§ TASK STATEMENT: Your task is to locate every line holding the string "name" and to copy each of them.

(Data tied to figure images)
'''
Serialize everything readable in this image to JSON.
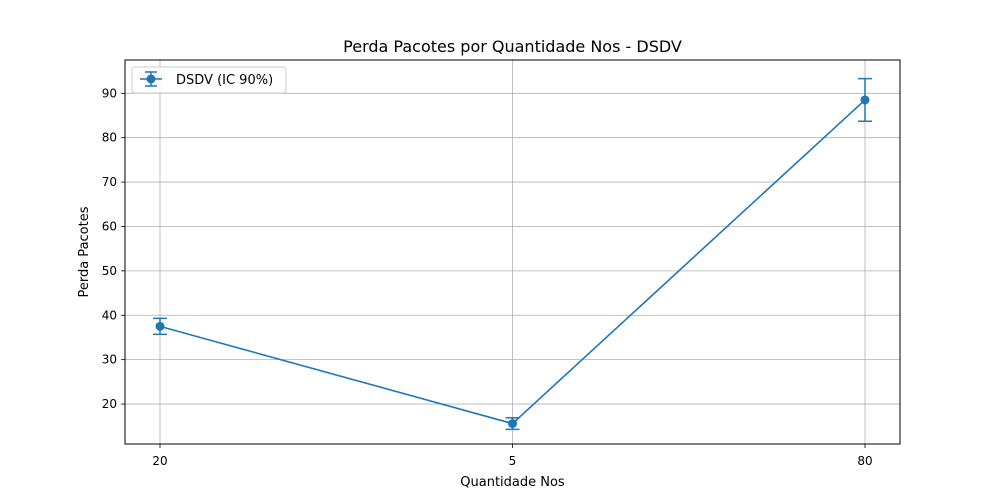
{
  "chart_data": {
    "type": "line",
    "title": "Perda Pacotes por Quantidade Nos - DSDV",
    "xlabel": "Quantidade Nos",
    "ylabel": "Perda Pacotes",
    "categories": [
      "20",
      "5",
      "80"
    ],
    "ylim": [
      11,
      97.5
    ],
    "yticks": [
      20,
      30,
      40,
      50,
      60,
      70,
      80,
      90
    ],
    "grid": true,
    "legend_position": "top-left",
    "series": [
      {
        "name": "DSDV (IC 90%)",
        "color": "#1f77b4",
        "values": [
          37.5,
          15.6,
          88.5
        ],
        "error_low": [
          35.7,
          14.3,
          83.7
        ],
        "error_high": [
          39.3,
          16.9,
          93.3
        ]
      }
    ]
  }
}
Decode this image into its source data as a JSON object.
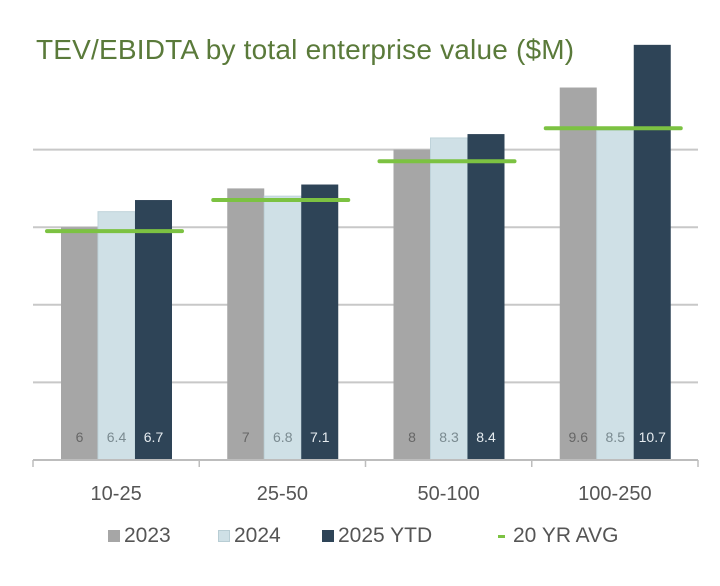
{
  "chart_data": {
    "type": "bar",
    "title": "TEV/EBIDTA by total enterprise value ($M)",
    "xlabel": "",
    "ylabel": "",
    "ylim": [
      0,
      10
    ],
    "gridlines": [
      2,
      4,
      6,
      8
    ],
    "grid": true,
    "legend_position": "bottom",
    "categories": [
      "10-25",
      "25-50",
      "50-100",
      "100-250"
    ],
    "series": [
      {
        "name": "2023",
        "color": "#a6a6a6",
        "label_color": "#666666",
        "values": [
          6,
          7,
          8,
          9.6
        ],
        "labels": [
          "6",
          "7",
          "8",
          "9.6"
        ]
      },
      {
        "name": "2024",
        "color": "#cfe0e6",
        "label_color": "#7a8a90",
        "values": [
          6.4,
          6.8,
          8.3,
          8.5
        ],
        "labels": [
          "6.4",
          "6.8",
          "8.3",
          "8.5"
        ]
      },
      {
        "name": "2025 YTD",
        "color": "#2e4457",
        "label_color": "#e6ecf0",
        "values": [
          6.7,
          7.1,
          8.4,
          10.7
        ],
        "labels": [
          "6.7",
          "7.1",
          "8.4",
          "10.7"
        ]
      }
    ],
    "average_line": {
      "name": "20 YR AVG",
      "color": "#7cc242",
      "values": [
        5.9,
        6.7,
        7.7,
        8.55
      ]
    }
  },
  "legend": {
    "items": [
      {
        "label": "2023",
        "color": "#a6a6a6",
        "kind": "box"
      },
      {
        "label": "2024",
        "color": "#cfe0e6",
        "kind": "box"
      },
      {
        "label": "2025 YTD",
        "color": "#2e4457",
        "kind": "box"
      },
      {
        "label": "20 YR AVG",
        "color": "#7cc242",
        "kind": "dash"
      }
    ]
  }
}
'''
§ OUTPUT FOR THIS TASK:
        "name": "DSDV (IC 90%)",
        "name": "2023",
        "name": "2024",
        "name": "2025 YTD",
      "name": "20 YR AVG",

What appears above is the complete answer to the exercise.